• **Dataset excerpt**
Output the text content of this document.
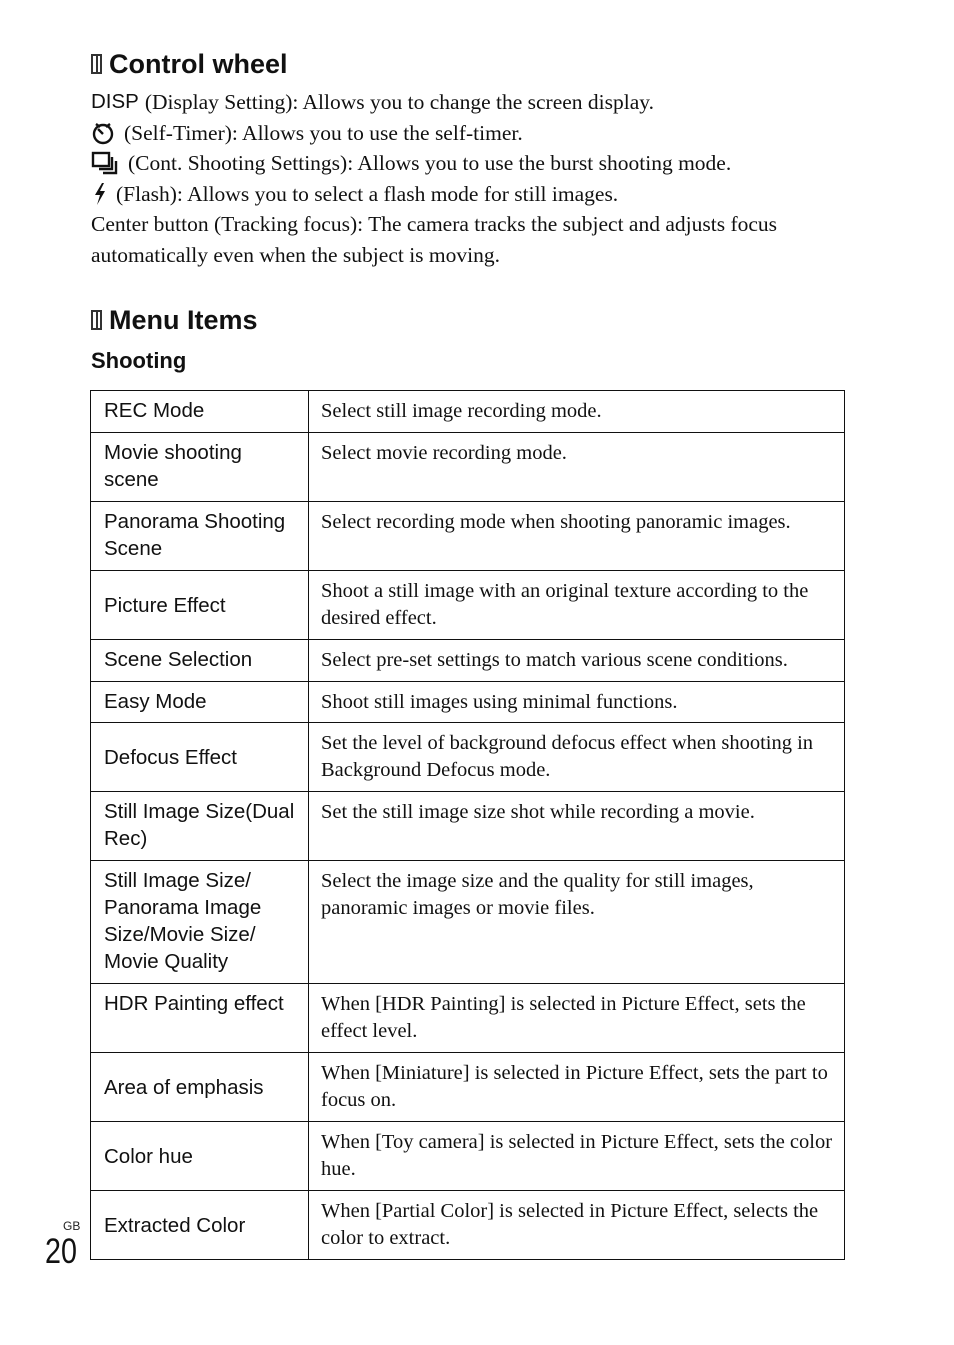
Control wheel
DISP (Display Setting): Allows you to change the screen display.
(Self-Timer): Allows you to use the self-timer.
(Cont. Shooting Settings): Allows you to use the burst shooting mode.
(Flash): Allows you to select a flash mode for still images.
Center button (Tracking focus): The camera tracks the subject and adjusts focus automatically even when the subject is moving.
Menu Items
Shooting
REC Mode	Select still image recording mode.
Movie shooting scene	Select movie recording mode.
Panorama Shooting Scene	Select recording mode when shooting panoramic images.
Picture Effect	Shoot a still image with an original texture according to the desired effect.
Scene Selection	Select pre-set settings to match various scene conditions.
Easy Mode	Shoot still images using minimal functions.
Defocus Effect	Set the level of background defocus effect when shooting in Background Defocus mode.
Still Image Size(Dual Rec)	Set the still image size shot while recording a movie.
Still Image Size/ Panorama Image Size/Movie Size/ Movie Quality	Select the image size and the quality for still images, panoramic images or movie files.
HDR Painting effect	When [HDR Painting] is selected in Picture Effect, sets the effect level.
Area of emphasis	When [Miniature] is selected in Picture Effect, sets the part to focus on.
Color hue	When [Toy camera] is selected in Picture Effect, sets the color hue.
Extracted Color	When [Partial Color] is selected in Picture Effect, selects the color to extract.
GB
20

• **WHAT NEEDS TO BE DONE**
Give every line back word for word and leave the pictures out.

• **RESULT FOR THIS EXERCISE**
Output the text content of this document.
Control wheel
DISP (Display Setting): Allows you to change the screen display.
(Self-Timer): Allows you to use the self-timer.
(Cont. Shooting Settings): Allows you to use the burst shooting mode.
(Flash): Allows you to select a flash mode for still images.
Center button (Tracking focus): The camera tracks the subject and adjusts focus automatically even when the subject is moving.
Menu Items
Shooting
REC Mode	Select still image recording mode.
Movie shooting scene	Select movie recording mode.
Panorama Shooting Scene	Select recording mode when shooting panoramic images.
Picture Effect	Shoot a still image with an original texture according to the desired effect.
Scene Selection	Select pre-set settings to match various scene conditions.
Easy Mode	Shoot still images using minimal functions.
Defocus Effect	Set the level of background defocus effect when shooting in Background Defocus mode.
Still Image Size(Dual Rec)	Set the still image size shot while recording a movie.
Still Image Size/ Panorama Image Size/Movie Size/ Movie Quality	Select the image size and the quality for still images, panoramic images or movie files.
HDR Painting effect	When [HDR Painting] is selected in Picture Effect, sets the effect level.
Area of emphasis	When [Miniature] is selected in Picture Effect, sets the part to focus on.
Color hue	When [Toy camera] is selected in Picture Effect, sets the color hue.
Extracted Color	When [Partial Color] is selected in Picture Effect, selects the color to extract.
GB
20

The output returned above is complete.